* Directions
Make an exact copy of all the entries below, with the pictures left out.

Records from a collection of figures
........

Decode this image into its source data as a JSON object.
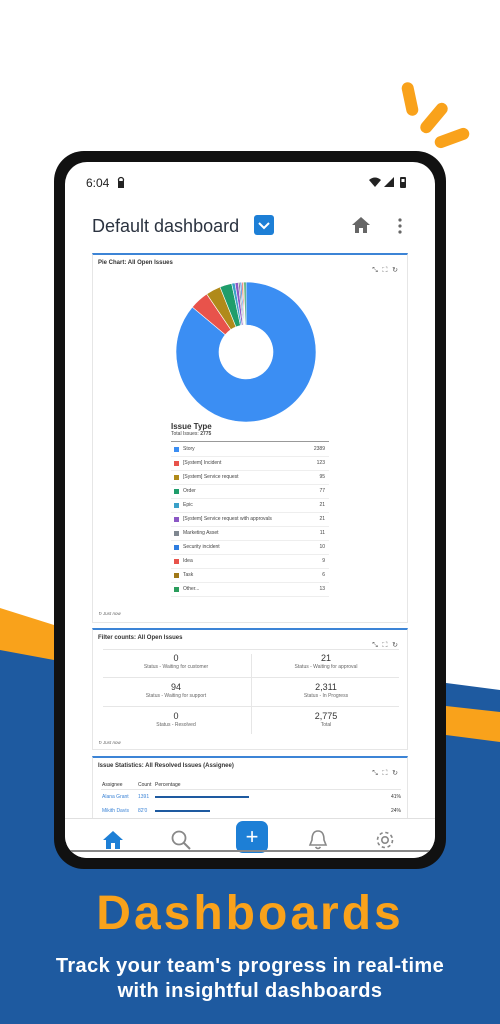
{
  "promo": {
    "headline": "Dashboards",
    "tagline_line1": "Track your team's progress in real-time",
    "tagline_line2": "with insightful dashboards",
    "colors": {
      "blue": "#1e5aa0",
      "orange": "#f9a21b",
      "accent": "#1d7fd6"
    }
  },
  "statusbar": {
    "time": "6:04"
  },
  "appbar": {
    "title": "Default dashboard"
  },
  "pie_card": {
    "title": "Pie Chart: All Open Issues",
    "legend_title": "Issue Type",
    "total_label": "Total Issues:",
    "total_value": "2775",
    "footer": "Just now"
  },
  "chart_data": {
    "type": "pie",
    "title": "Issue Type",
    "categories": [
      "Story",
      "[System] Incident",
      "[System] Service request",
      "Order",
      "Epic",
      "[System] Service request with approvals",
      "Marketing Asset",
      "Security incident",
      "Idea",
      "Task",
      "Other..."
    ],
    "values": [
      2389,
      123,
      95,
      77,
      21,
      21,
      11,
      10,
      9,
      6,
      13
    ],
    "colors": [
      "#3b8ef3",
      "#e8534b",
      "#b08a1a",
      "#1f9d6b",
      "#3aa0c8",
      "#8b58c5",
      "#7f8790",
      "#2f7ee0",
      "#e8534b",
      "#a07818",
      "#2a9d5c"
    ]
  },
  "filter_card": {
    "title": "Filter counts: All Open Issues",
    "stats": [
      {
        "value": "0",
        "label": "Status - Waiting for customer"
      },
      {
        "value": "21",
        "label": "Status - Waiting for approval"
      },
      {
        "value": "94",
        "label": "Status - Waiting for support"
      },
      {
        "value": "2,311",
        "label": "Status - In Progress"
      },
      {
        "value": "0",
        "label": "Status - Resolved"
      },
      {
        "value": "2,775",
        "label": "Total"
      }
    ],
    "footer": "Just now"
  },
  "issue_card": {
    "title": "Issue Statistics: All Resolved Issues (Assignee)",
    "headers": [
      "Assignee",
      "Count",
      "Percentage"
    ],
    "rows": [
      {
        "assignee": "Alana Grant",
        "count": "1391",
        "percent": "41%",
        "fraction": 0.41
      },
      {
        "assignee": "Mikith Davis",
        "count": "82'0",
        "percent": "24%",
        "fraction": 0.24
      }
    ]
  }
}
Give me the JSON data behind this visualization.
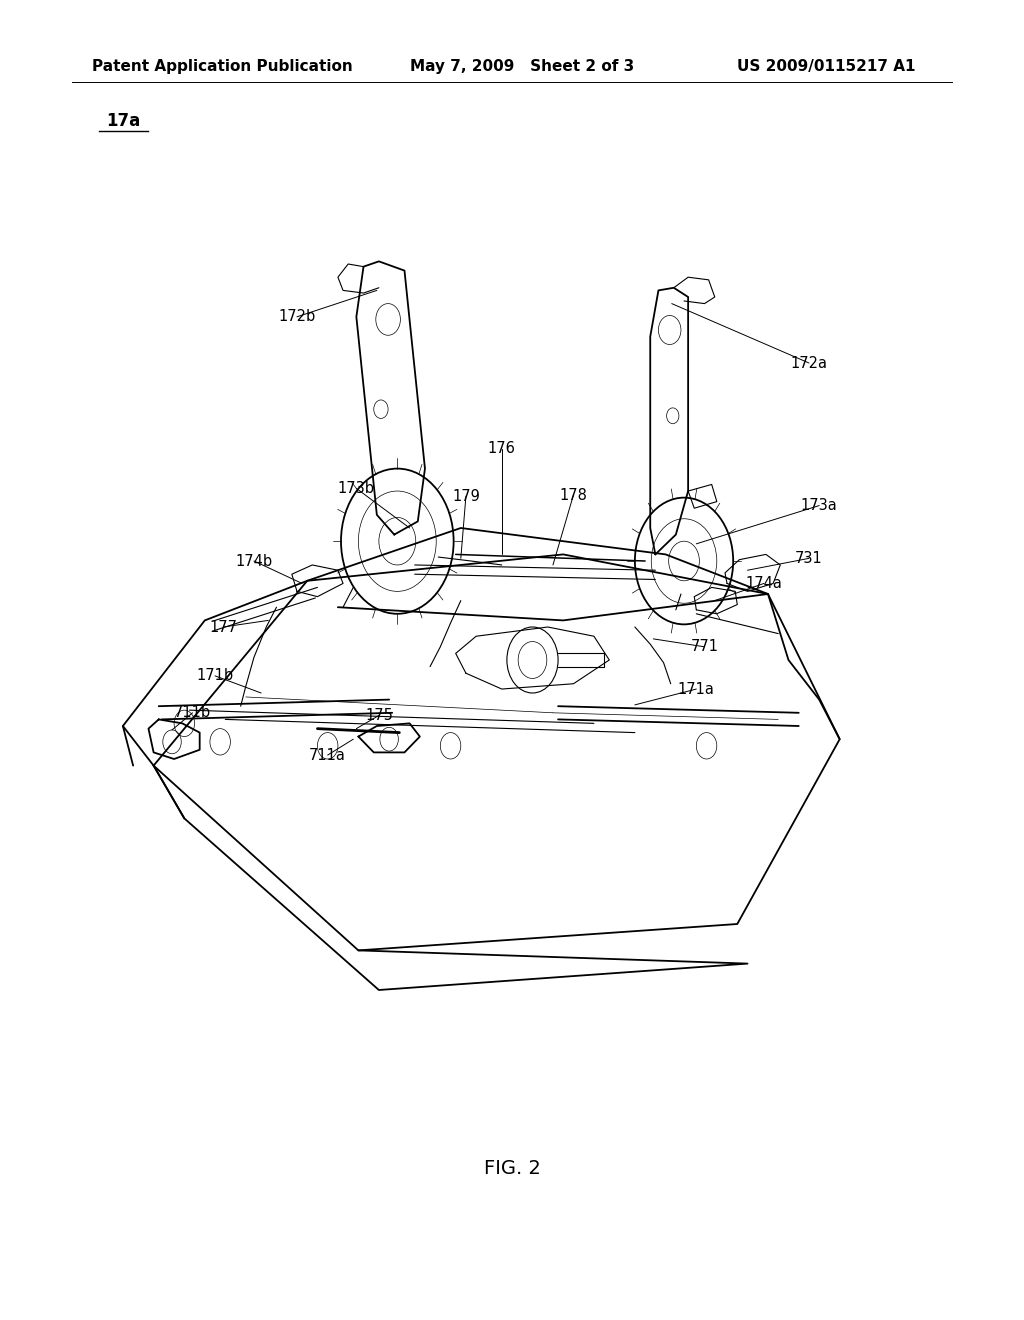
{
  "header_left": "Patent Application Publication",
  "header_mid": "May 7, 2009   Sheet 2 of 3",
  "header_right": "US 2009/0115217 A1",
  "fig_label": "FIG. 2",
  "part_label": "17a",
  "background_color": "#ffffff",
  "text_color": "#000000",
  "header_fontsize": 11,
  "label_fontsize": 10.5,
  "fig_label_fontsize": 14,
  "part_label_fontsize": 12
}
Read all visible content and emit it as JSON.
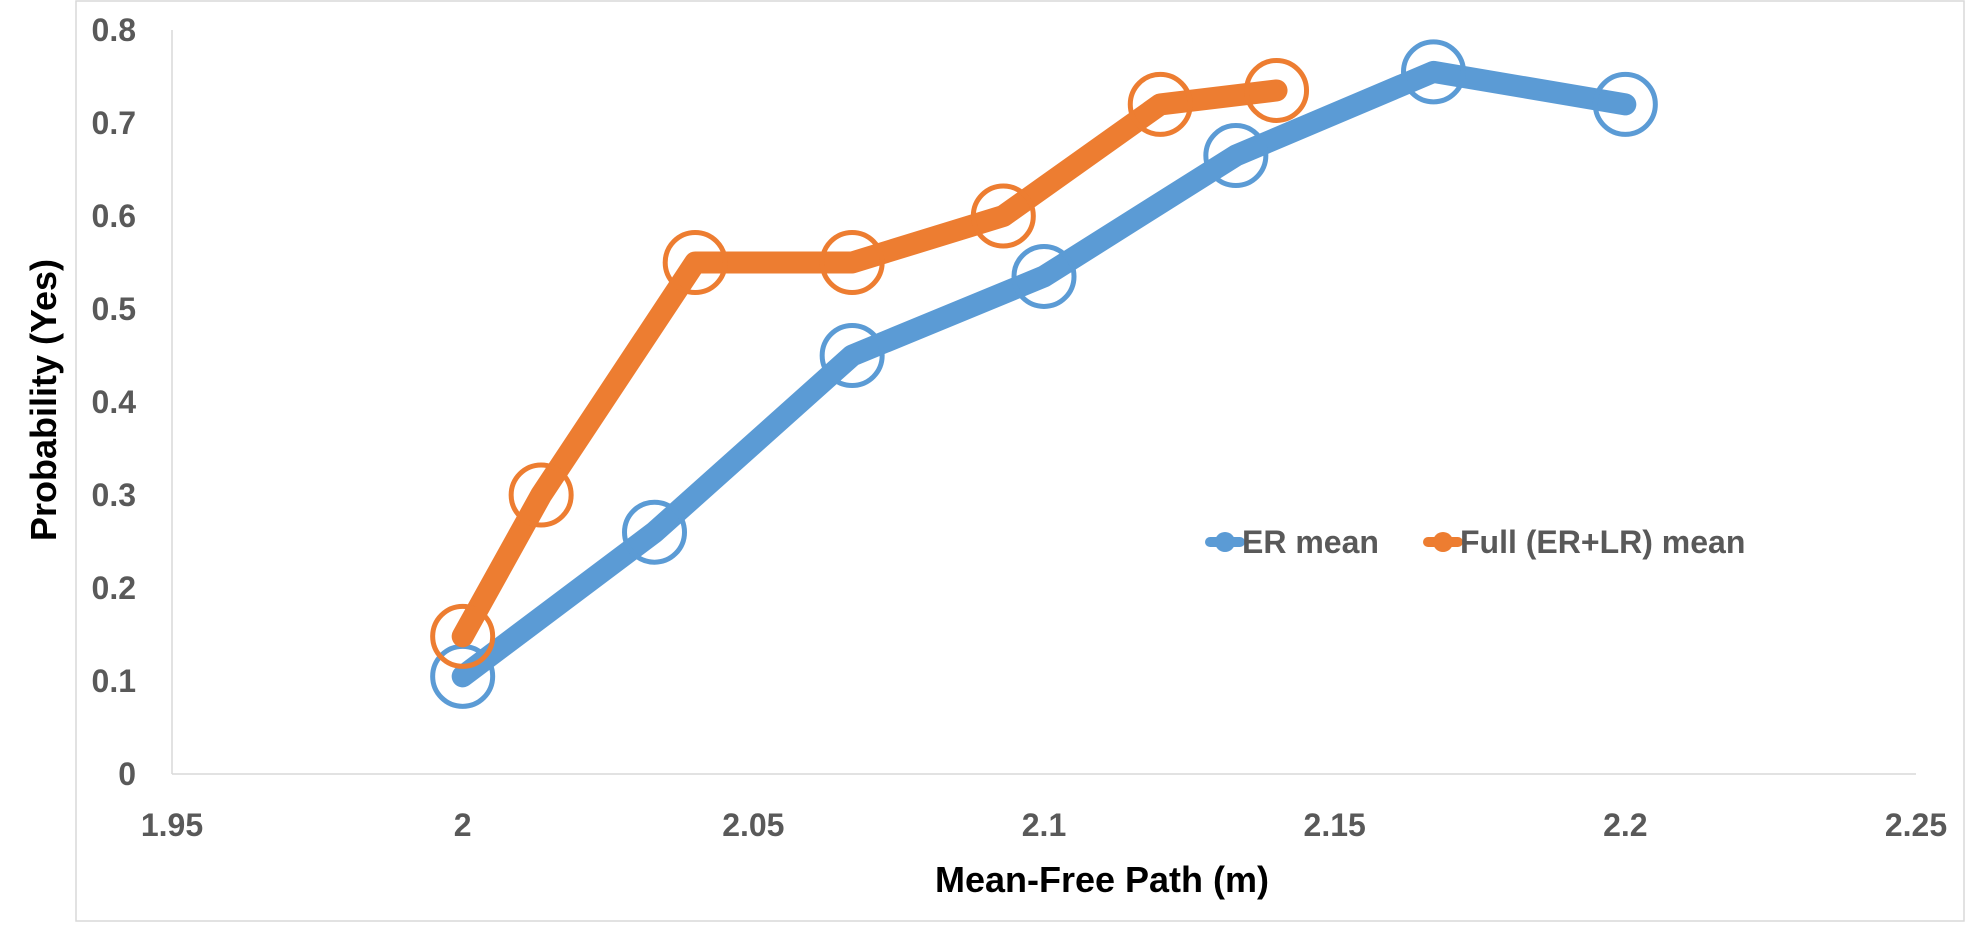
{
  "chart_data": {
    "type": "line",
    "title": "",
    "xlabel": "Mean-Free Path (m)",
    "ylabel": "Probability (Yes)",
    "xlim": [
      1.95,
      2.25
    ],
    "ylim": [
      0,
      0.8
    ],
    "x_ticks": [
      1.95,
      2,
      2.05,
      2.1,
      2.15,
      2.2,
      2.25
    ],
    "x_tick_labels": [
      "1.95",
      "2",
      "2.05",
      "2.1",
      "2.15",
      "2.2",
      "2.25"
    ],
    "y_ticks": [
      0,
      0.1,
      0.2,
      0.3,
      0.4,
      0.5,
      0.6,
      0.7,
      0.8
    ],
    "y_tick_labels": [
      "0",
      "0.1",
      "0.2",
      "0.3",
      "0.4",
      "0.5",
      "0.6",
      "0.7",
      "0.8"
    ],
    "grid": false,
    "legend_position": "right-middle",
    "series": [
      {
        "name": "ER mean",
        "color": "#5b9bd5",
        "x": [
          2.0,
          2.033,
          2.067,
          2.1,
          2.133,
          2.167,
          2.2
        ],
        "y": [
          0.105,
          0.26,
          0.45,
          0.535,
          0.665,
          0.755,
          0.72
        ]
      },
      {
        "name": "Full (ER+LR) mean",
        "color": "#ed7d31",
        "x": [
          2.0,
          2.0135,
          2.04,
          2.067,
          2.093,
          2.12,
          2.14
        ],
        "y": [
          0.148,
          0.3,
          0.55,
          0.55,
          0.6,
          0.72,
          0.735
        ]
      }
    ]
  }
}
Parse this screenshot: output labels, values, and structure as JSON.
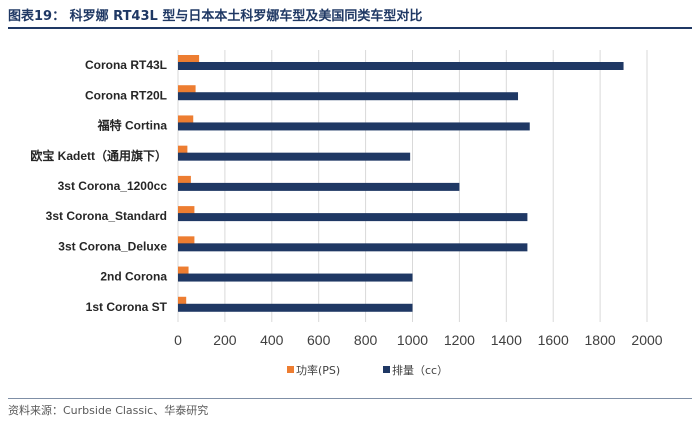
{
  "header": {
    "title": "图表19： 科罗娜 RT43L 型与日本本土科罗娜车型及美国同类车型对比"
  },
  "footer": {
    "source": "资料来源：Curbside Classic、华泰研究"
  },
  "colors": {
    "power": "#ed7d31",
    "displacement": "#1f3864",
    "grid": "#d9d9d9",
    "rule": "#1f3864"
  },
  "chart_data": {
    "type": "bar",
    "orientation": "horizontal",
    "categories": [
      "Corona RT43L",
      "Corona RT20L",
      "福特 Cortina",
      "欧宝 Kadett（通用旗下）",
      "3st Corona_1200cc",
      "3st Corona_Standard",
      "3st Corona_Deluxe",
      "2nd Corona",
      "1st Corona ST"
    ],
    "series": [
      {
        "name": "功率(PS)",
        "color": "#ed7d31",
        "values": [
          90,
          75,
          65,
          40,
          55,
          70,
          70,
          45,
          35
        ]
      },
      {
        "name": "排量（cc）",
        "color": "#1f3864",
        "values": [
          1900,
          1450,
          1500,
          990,
          1200,
          1490,
          1490,
          1000,
          1000
        ]
      }
    ],
    "x_ticks": [
      "0",
      "200",
      "400",
      "600",
      "800",
      "1000",
      "1200",
      "1400",
      "1600",
      "1800",
      "2000"
    ],
    "xlim": [
      0,
      2000
    ],
    "grid": true,
    "legend": "bottom"
  }
}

........

* Answer to this exercise
Decode this image into its source data as a JSON object.
{
  "promo": {
    "headline": "Dashboards",
    "tagline_line1": "Track your team's progress in real-time",
    "tagline_line2": "with insightful dashboards",
    "colors": {
      "blue": "#1e5aa0",
      "orange": "#f9a21b",
      "accent": "#1d7fd6"
    }
  },
  "statusbar": {
    "time": "6:04"
  },
  "appbar": {
    "title": "Default dashboard"
  },
  "pie_card": {
    "title": "Pie Chart: All Open Issues",
    "legend_title": "Issue Type",
    "total_label": "Total Issues:",
    "total_value": "2775",
    "footer": "Just now"
  },
  "chart_data": {
    "type": "pie",
    "title": "Issue Type",
    "categories": [
      "Story",
      "[System] Incident",
      "[System] Service request",
      "Order",
      "Epic",
      "[System] Service request with approvals",
      "Marketing Asset",
      "Security incident",
      "Idea",
      "Task",
      "Other..."
    ],
    "values": [
      2389,
      123,
      95,
      77,
      21,
      21,
      11,
      10,
      9,
      6,
      13
    ],
    "colors": [
      "#3b8ef3",
      "#e8534b",
      "#b08a1a",
      "#1f9d6b",
      "#3aa0c8",
      "#8b58c5",
      "#7f8790",
      "#2f7ee0",
      "#e8534b",
      "#a07818",
      "#2a9d5c"
    ]
  },
  "filter_card": {
    "title": "Filter counts: All Open Issues",
    "stats": [
      {
        "value": "0",
        "label": "Status - Waiting for customer"
      },
      {
        "value": "21",
        "label": "Status - Waiting for approval"
      },
      {
        "value": "94",
        "label": "Status - Waiting for support"
      },
      {
        "value": "2,311",
        "label": "Status - In Progress"
      },
      {
        "value": "0",
        "label": "Status - Resolved"
      },
      {
        "value": "2,775",
        "label": "Total"
      }
    ],
    "footer": "Just now"
  },
  "issue_card": {
    "title": "Issue Statistics: All Resolved Issues (Assignee)",
    "headers": [
      "Assignee",
      "Count",
      "Percentage"
    ],
    "rows": [
      {
        "assignee": "Alana Grant",
        "count": "1391",
        "percent": "41%",
        "fraction": 0.41
      },
      {
        "assignee": "Mikith Davis",
        "count": "82'0",
        "percent": "24%",
        "fraction": 0.24
      }
    ]
  }
}
Give me the JSON data behind this visualization.
{
  "header_left": "Patent Application Publication",
  "header_mid": "May 7, 2009   Sheet 2 of 3",
  "header_right": "US 2009/0115217 A1",
  "fig_label": "FIG. 2",
  "part_label": "17a",
  "background_color": "#ffffff",
  "text_color": "#000000",
  "header_fontsize": 11,
  "label_fontsize": 10.5,
  "fig_label_fontsize": 14,
  "part_label_fontsize": 12
}
Read all visible content and emit it as JSON.
{
  "chart_data": {
    "type": "line",
    "title": "",
    "xlabel": "Mean-Free Path (m)",
    "ylabel": "Probability (Yes)",
    "xlim": [
      1.95,
      2.25
    ],
    "ylim": [
      0,
      0.8
    ],
    "x_ticks": [
      1.95,
      2,
      2.05,
      2.1,
      2.15,
      2.2,
      2.25
    ],
    "x_tick_labels": [
      "1.95",
      "2",
      "2.05",
      "2.1",
      "2.15",
      "2.2",
      "2.25"
    ],
    "y_ticks": [
      0,
      0.1,
      0.2,
      0.3,
      0.4,
      0.5,
      0.6,
      0.7,
      0.8
    ],
    "y_tick_labels": [
      "0",
      "0.1",
      "0.2",
      "0.3",
      "0.4",
      "0.5",
      "0.6",
      "0.7",
      "0.8"
    ],
    "grid": false,
    "legend_position": "right-middle",
    "series": [
      {
        "name": "ER mean",
        "color": "#5b9bd5",
        "x": [
          2.0,
          2.033,
          2.067,
          2.1,
          2.133,
          2.167,
          2.2
        ],
        "y": [
          0.105,
          0.26,
          0.45,
          0.535,
          0.665,
          0.755,
          0.72
        ]
      },
      {
        "name": "Full (ER+LR) mean",
        "color": "#ed7d31",
        "x": [
          2.0,
          2.0135,
          2.04,
          2.067,
          2.093,
          2.12,
          2.14
        ],
        "y": [
          0.148,
          0.3,
          0.55,
          0.55,
          0.6,
          0.72,
          0.735
        ]
      }
    ]
  }
}
Parse this screenshot: output labels, values, and structure as JSON.
{
  "header": {
    "title": "图表19： 科罗娜 RT43L 型与日本本土科罗娜车型及美国同类车型对比"
  },
  "footer": {
    "source": "资料来源：Curbside Classic、华泰研究"
  },
  "colors": {
    "power": "#ed7d31",
    "displacement": "#1f3864",
    "grid": "#d9d9d9",
    "rule": "#1f3864"
  },
  "chart_data": {
    "type": "bar",
    "orientation": "horizontal",
    "categories": [
      "Corona RT43L",
      "Corona RT20L",
      "福特 Cortina",
      "欧宝 Kadett（通用旗下）",
      "3st Corona_1200cc",
      "3st Corona_Standard",
      "3st Corona_Deluxe",
      "2nd Corona",
      "1st Corona ST"
    ],
    "series": [
      {
        "name": "功率(PS)",
        "color": "#ed7d31",
        "values": [
          90,
          75,
          65,
          40,
          55,
          70,
          70,
          45,
          35
        ]
      },
      {
        "name": "排量（cc）",
        "color": "#1f3864",
        "values": [
          1900,
          1450,
          1500,
          990,
          1200,
          1490,
          1490,
          1000,
          1000
        ]
      }
    ],
    "x_ticks": [
      "0",
      "200",
      "400",
      "600",
      "800",
      "1000",
      "1200",
      "1400",
      "1600",
      "1800",
      "2000"
    ],
    "xlim": [
      0,
      2000
    ],
    "grid": true,
    "legend": "bottom"
  }
}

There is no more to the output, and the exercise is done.